Items listed in a dataset
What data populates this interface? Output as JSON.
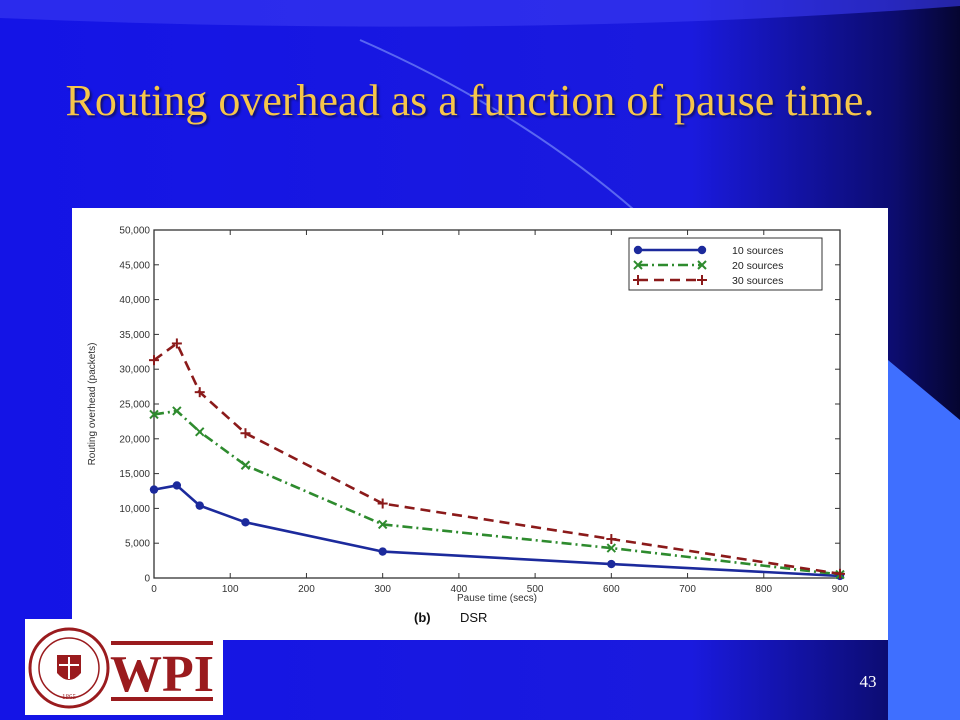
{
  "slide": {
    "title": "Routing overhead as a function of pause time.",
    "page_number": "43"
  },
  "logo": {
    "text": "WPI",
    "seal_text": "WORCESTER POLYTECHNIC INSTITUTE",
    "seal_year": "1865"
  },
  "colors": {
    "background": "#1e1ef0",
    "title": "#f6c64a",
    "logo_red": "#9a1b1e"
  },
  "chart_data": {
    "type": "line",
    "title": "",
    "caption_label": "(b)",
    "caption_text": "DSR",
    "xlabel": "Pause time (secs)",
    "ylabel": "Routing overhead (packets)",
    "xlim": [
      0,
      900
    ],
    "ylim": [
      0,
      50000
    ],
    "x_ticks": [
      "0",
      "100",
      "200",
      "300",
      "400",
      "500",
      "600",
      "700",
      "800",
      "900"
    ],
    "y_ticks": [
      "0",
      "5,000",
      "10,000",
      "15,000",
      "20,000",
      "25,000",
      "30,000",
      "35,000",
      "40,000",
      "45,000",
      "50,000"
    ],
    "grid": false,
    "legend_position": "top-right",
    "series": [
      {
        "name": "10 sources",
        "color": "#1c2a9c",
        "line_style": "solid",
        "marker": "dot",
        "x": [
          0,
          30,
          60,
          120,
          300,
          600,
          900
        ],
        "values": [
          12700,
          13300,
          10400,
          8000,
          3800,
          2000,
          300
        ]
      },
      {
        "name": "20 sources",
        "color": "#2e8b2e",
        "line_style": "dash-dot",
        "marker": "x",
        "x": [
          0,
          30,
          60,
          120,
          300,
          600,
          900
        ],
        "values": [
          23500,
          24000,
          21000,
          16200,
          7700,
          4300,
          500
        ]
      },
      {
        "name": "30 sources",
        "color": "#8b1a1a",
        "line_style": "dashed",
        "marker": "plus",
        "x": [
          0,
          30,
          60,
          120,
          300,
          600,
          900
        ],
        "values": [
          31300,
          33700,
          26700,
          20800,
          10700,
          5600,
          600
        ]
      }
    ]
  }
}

--

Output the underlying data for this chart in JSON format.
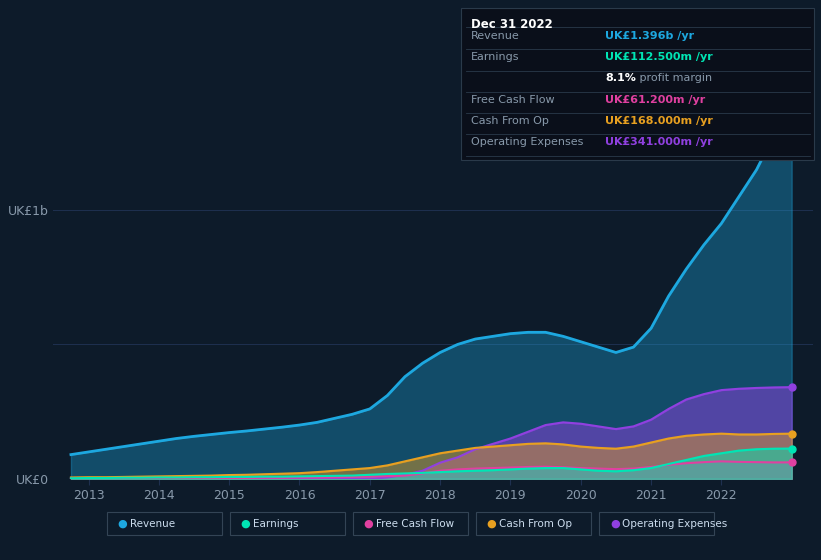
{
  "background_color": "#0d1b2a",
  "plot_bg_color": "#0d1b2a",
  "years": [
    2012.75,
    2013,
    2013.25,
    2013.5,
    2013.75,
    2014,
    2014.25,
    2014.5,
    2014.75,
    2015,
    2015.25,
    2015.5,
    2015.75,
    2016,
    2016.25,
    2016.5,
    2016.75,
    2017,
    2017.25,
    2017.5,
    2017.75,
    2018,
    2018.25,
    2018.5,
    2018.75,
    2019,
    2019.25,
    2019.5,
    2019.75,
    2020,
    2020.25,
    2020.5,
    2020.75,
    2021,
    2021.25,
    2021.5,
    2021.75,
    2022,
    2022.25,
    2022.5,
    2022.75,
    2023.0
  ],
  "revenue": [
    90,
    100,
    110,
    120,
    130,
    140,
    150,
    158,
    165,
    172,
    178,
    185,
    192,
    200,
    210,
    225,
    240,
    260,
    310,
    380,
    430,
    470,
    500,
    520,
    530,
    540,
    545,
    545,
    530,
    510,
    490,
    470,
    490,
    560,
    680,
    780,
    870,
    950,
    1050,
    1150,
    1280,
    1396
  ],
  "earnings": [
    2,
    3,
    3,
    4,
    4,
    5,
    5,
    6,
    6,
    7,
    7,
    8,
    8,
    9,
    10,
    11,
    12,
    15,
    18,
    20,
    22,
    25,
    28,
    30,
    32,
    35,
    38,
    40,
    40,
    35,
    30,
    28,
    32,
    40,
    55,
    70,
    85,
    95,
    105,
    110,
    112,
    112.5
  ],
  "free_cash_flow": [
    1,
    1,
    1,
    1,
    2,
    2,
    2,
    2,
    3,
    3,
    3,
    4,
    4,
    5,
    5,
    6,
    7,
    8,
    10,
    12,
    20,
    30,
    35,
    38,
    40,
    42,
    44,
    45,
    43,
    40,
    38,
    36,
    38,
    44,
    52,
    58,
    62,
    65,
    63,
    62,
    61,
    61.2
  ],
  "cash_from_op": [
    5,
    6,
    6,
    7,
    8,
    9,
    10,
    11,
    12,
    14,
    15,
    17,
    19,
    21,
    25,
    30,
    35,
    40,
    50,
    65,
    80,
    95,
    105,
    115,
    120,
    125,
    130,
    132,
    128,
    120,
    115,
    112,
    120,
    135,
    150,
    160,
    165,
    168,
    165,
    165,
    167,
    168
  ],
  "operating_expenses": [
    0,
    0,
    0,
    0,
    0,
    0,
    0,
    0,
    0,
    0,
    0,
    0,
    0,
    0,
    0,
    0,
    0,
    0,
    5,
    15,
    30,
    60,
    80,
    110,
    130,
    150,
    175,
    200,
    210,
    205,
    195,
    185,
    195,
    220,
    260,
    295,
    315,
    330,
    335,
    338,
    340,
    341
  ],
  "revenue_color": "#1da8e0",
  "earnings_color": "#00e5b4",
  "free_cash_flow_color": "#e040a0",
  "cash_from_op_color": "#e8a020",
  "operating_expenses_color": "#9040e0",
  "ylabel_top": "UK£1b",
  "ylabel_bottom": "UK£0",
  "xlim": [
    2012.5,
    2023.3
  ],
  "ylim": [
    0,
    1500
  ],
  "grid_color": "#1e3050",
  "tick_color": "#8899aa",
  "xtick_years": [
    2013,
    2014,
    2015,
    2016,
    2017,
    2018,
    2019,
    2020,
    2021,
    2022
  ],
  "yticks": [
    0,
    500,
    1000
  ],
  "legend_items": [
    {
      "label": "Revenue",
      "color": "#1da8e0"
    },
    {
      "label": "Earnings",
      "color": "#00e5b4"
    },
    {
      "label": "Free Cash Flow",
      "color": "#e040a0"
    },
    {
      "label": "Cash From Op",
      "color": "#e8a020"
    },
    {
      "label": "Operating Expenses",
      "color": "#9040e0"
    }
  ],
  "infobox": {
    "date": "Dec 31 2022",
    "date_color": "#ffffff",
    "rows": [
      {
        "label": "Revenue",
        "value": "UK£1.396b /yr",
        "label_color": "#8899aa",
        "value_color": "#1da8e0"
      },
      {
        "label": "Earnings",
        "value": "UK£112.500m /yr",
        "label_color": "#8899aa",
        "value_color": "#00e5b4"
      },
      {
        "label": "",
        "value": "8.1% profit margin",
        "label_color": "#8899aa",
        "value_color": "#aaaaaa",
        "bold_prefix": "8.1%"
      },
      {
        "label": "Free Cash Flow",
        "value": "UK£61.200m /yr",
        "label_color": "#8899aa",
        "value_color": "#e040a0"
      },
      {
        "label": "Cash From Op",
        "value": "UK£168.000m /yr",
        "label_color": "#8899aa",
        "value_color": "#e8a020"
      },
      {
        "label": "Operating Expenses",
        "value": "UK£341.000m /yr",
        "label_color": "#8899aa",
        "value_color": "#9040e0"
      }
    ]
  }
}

REQUIRED TASK
Make a tally of the lines in this data that include the string "time", and answer with that tally alone.

EXPECTED ANSWER
2